::: Records for the exercise
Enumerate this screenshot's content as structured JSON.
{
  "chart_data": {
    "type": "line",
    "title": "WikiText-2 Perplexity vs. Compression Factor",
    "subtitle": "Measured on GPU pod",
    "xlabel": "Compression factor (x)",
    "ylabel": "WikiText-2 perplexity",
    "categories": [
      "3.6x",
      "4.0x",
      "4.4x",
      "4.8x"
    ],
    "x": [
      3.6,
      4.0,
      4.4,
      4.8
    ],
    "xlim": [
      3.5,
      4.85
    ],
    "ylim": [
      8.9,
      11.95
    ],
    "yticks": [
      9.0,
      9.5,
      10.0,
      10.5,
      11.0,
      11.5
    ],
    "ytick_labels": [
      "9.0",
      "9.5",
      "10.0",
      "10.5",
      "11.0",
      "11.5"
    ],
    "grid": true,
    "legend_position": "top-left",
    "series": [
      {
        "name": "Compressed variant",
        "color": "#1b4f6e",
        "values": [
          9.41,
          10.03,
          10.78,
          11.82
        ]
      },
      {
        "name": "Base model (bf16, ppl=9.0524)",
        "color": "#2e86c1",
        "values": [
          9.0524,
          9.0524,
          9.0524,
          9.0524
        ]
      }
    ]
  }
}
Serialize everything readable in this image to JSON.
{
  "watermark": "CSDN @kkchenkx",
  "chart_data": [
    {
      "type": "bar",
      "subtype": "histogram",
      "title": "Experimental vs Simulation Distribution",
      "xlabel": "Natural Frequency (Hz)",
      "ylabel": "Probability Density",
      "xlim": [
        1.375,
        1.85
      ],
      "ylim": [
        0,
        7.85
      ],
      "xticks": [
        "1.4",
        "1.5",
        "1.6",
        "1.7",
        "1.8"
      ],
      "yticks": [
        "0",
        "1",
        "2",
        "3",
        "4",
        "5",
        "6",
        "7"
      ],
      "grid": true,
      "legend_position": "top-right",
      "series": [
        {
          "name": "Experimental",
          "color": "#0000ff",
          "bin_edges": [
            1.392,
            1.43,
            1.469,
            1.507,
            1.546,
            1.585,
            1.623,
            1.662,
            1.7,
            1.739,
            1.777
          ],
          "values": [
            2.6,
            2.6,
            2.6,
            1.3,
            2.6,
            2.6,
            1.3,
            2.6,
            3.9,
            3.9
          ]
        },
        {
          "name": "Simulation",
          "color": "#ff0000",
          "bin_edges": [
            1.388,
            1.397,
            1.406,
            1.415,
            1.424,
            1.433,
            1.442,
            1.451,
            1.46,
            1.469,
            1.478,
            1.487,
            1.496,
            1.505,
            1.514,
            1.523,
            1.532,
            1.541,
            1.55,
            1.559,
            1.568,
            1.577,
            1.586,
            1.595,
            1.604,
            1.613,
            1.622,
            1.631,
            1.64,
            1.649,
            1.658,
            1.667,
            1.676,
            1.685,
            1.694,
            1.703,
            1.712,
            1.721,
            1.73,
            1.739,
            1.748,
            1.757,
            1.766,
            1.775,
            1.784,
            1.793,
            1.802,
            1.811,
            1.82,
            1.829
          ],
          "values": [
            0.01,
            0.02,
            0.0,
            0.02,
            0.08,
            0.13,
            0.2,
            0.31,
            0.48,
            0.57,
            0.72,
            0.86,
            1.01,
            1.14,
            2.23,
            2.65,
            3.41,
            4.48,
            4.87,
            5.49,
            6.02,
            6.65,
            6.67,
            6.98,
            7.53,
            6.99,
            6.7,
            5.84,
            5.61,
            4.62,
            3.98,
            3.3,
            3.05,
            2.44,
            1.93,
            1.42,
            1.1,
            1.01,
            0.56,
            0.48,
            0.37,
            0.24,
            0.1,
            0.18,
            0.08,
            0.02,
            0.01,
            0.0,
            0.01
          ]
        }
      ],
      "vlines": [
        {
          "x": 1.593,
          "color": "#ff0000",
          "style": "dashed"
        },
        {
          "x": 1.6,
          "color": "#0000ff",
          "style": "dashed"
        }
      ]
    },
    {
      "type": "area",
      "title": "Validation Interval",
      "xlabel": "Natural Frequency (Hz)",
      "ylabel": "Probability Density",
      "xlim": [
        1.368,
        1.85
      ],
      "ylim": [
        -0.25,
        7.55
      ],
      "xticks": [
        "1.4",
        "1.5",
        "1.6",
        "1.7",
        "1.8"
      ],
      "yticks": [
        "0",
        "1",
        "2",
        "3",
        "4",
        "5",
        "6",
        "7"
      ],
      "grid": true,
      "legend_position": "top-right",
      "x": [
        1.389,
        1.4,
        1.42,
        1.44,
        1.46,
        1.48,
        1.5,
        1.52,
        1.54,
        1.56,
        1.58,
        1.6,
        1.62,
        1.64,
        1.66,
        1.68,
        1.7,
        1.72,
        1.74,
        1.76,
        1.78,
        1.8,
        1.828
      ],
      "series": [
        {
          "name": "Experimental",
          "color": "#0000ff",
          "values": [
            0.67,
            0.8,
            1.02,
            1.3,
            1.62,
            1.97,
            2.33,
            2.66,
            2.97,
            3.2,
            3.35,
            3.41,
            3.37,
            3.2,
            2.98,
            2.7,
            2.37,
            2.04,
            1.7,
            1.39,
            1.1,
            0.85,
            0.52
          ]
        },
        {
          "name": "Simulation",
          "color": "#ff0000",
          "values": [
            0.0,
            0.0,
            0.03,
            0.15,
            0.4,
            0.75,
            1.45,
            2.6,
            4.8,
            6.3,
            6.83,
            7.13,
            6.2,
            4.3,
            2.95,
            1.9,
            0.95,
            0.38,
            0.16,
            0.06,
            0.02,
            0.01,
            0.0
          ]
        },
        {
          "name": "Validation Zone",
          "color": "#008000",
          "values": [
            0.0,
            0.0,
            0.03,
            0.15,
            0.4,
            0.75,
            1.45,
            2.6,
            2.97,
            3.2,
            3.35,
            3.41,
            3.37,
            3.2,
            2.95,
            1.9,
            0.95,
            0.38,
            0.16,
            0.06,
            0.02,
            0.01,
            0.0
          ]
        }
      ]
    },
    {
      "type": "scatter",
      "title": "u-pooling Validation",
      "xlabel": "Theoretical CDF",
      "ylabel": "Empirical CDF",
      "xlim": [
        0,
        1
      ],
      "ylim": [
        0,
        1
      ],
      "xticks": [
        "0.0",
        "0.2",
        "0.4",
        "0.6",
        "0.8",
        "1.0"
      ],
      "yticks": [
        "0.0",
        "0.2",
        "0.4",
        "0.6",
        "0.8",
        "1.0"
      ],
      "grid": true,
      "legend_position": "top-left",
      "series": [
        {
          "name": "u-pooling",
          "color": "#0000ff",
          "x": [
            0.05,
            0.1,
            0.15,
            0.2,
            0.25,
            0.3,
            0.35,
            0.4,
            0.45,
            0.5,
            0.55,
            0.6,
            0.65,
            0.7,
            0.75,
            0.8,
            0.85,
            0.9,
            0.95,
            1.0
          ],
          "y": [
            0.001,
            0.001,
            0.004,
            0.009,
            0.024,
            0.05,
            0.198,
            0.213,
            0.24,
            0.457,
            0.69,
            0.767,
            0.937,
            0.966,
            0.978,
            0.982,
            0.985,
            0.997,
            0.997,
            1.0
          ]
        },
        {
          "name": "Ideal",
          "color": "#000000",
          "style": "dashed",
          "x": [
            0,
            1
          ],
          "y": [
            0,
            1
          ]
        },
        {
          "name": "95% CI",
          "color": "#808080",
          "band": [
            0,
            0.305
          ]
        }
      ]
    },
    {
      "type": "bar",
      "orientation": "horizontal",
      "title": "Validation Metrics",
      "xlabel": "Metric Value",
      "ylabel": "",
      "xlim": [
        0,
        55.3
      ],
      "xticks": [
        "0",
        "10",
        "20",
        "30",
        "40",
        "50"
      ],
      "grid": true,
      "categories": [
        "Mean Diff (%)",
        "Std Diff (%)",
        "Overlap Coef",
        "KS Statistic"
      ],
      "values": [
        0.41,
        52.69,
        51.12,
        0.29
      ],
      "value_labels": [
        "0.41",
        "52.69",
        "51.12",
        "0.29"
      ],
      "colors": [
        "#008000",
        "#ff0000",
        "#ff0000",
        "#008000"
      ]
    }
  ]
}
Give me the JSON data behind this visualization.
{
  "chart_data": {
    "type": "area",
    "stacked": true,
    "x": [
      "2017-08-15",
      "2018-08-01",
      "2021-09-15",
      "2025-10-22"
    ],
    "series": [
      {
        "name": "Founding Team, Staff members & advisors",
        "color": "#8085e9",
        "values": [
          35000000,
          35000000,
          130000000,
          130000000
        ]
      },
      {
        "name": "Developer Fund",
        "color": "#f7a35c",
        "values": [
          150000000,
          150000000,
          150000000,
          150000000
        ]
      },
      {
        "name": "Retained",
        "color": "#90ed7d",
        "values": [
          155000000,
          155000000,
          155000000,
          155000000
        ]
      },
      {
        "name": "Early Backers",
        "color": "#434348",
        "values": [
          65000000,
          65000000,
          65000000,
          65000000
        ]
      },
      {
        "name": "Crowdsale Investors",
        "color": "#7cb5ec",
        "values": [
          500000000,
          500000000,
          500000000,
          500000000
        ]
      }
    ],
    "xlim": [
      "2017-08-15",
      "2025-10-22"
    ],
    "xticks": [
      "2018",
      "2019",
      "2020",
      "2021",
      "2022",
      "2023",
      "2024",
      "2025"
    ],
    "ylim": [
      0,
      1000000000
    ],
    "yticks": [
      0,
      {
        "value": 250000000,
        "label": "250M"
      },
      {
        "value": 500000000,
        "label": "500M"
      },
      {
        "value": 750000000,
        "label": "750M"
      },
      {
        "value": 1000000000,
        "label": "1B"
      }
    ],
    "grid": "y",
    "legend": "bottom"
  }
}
::::::
* **Set problem**: Reproduce the final stretch of the data above: every line from the one holding "Give me the" through the end, inclusive, exactly as written and nothing else.

* **The response**:
Give me the JSON data behind this visualization.
{
  "chart_data": {
    "type": "area",
    "stacked": true,
    "x": [
      "2017-08-15",
      "2018-08-01",
      "2021-09-15",
      "2025-10-22"
    ],
    "series": [
      {
        "name": "Founding Team, Staff members & advisors",
        "color": "#8085e9",
        "values": [
          35000000,
          35000000,
          130000000,
          130000000
        ]
      },
      {
        "name": "Developer Fund",
        "color": "#f7a35c",
        "values": [
          150000000,
          150000000,
          150000000,
          150000000
        ]
      },
      {
        "name": "Retained",
        "color": "#90ed7d",
        "values": [
          155000000,
          155000000,
          155000000,
          155000000
        ]
      },
      {
        "name": "Early Backers",
        "color": "#434348",
        "values": [
          65000000,
          65000000,
          65000000,
          65000000
        ]
      },
      {
        "name": "Crowdsale Investors",
        "color": "#7cb5ec",
        "values": [
          500000000,
          500000000,
          500000000,
          500000000
        ]
      }
    ],
    "xlim": [
      "2017-08-15",
      "2025-10-22"
    ],
    "xticks": [
      "2018",
      "2019",
      "2020",
      "2021",
      "2022",
      "2023",
      "2024",
      "2025"
    ],
    "ylim": [
      0,
      1000000000
    ],
    "yticks": [
      0,
      {
        "value": 250000000,
        "label": "250M"
      },
      {
        "value": 500000000,
        "label": "500M"
      },
      {
        "value": 750000000,
        "label": "750M"
      },
      {
        "value": 1000000000,
        "label": "1B"
      }
    ],
    "grid": "y",
    "legend": "bottom"
  }
}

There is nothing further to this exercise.